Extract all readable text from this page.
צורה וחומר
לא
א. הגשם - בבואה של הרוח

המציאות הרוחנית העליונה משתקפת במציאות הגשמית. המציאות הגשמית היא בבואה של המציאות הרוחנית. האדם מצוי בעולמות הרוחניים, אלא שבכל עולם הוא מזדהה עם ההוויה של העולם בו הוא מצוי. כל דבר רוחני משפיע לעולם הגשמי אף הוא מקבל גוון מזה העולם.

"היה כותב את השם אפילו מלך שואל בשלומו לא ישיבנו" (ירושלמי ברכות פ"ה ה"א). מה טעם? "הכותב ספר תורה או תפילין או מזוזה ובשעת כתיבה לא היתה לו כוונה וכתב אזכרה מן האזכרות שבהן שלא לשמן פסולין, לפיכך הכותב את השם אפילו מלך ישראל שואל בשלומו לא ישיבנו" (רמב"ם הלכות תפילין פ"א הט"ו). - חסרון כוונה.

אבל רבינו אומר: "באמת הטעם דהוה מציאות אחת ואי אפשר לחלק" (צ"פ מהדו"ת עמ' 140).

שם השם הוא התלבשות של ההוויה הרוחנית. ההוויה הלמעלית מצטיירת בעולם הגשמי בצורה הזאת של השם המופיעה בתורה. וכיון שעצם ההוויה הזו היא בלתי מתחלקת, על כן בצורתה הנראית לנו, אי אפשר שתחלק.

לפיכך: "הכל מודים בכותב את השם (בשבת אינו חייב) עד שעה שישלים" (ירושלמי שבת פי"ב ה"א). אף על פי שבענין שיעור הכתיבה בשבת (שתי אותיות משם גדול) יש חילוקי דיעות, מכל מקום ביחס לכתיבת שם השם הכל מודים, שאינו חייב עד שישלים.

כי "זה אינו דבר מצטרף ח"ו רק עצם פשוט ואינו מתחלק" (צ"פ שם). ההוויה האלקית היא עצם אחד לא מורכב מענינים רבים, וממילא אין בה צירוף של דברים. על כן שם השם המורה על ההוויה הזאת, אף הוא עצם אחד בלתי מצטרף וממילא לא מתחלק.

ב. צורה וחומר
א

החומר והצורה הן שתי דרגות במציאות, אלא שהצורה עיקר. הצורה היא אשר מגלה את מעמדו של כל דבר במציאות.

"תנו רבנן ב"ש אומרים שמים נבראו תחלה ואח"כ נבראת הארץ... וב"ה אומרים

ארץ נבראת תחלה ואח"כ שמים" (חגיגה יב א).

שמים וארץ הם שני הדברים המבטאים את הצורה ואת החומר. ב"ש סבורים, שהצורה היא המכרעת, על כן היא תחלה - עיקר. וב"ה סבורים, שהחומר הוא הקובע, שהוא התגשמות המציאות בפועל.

• _THE TASK_: The listing above must be transcribed exactly, line by line.

• _THE RESULT_:
Extract all readable text from this page.
צורה וחומר
לא
א. הגשם - בבואה של הרוח

המציאות הרוחנית העליונה משתקפת במציאות הגשמית. המציאות הגשמית היא בבואה של המציאות הרוחנית. האדם מצוי בעולמות הרוחניים, אלא שבכל עולם הוא מזדהה עם ההוויה של העולם בו הוא מצוי. כל דבר רוחני משפיע לעולם הגשמי אף הוא מקבל גוון מזה העולם.

"היה כותב את השם אפילו מלך שואל בשלומו לא ישיבנו" (ירושלמי ברכות פ"ה ה"א). מה טעם? "הכותב ספר תורה או תפילין או מזוזה ובשעת כתיבה לא היתה לו כוונה וכתב אזכרה מן האזכרות שבהן שלא לשמן פסולין, לפיכך הכותב את השם אפילו מלך ישראל שואל בשלומו לא ישיבנו" (רמב"ם הלכות תפילין פ"א הט"ו). - חסרון כוונה.

אבל רבינו אומר: "באמת הטעם דהוה מציאות אחת ואי אפשר לחלק" (צ"פ מהדו"ת עמ' 140).

שם השם הוא התלבשות של ההוויה הרוחנית. ההוויה הלמעלית מצטיירת בעולם הגשמי בצורה הזאת של השם המופיעה בתורה. וכיון שעצם ההוויה הזו היא בלתי מתחלקת, על כן בצורתה הנראית לנו, אי אפשר שתחלק.

לפיכך: "הכל מודים בכותב את השם (בשבת אינו חייב) עד שעה שישלים" (ירושלמי שבת פי"ב ה"א). אף על פי שבענין שיעור הכתיבה בשבת (שתי אותיות משם גדול) יש חילוקי דיעות, מכל מקום ביחס לכתיבת שם השם הכל מודים, שאינו חייב עד שישלים.

כי "זה אינו דבר מצטרף ח"ו רק עצם פשוט ואינו מתחלק" (צ"פ שם). ההוויה האלקית היא עצם אחד לא מורכב מענינים רבים, וממילא אין בה צירוף של דברים. על כן שם השם המורה על ההוויה הזאת, אף הוא עצם אחד בלתי מצטרף וממילא לא מתחלק.

ב. צורה וחומר
א

החומר והצורה הן שתי דרגות במציאות, אלא שהצורה עיקר. הצורה היא אשר מגלה את מעמדו של כל דבר במציאות.

"תנו רבנן ב"ש אומרים שמים נבראו תחלה ואח"כ נבראת הארץ... וב"ה אומרים

ארץ נבראת תחלה ואח"כ שמים" (חגיגה יב א).

שמים וארץ הם שני הדברים המבטאים את הצורה ואת החומר. ב"ש סבורים, שהצורה היא המכרעת, על כן היא תחלה - עיקר. וב"ה סבורים, שהחומר הוא הקובע, שהוא התגשמות המציאות בפועל.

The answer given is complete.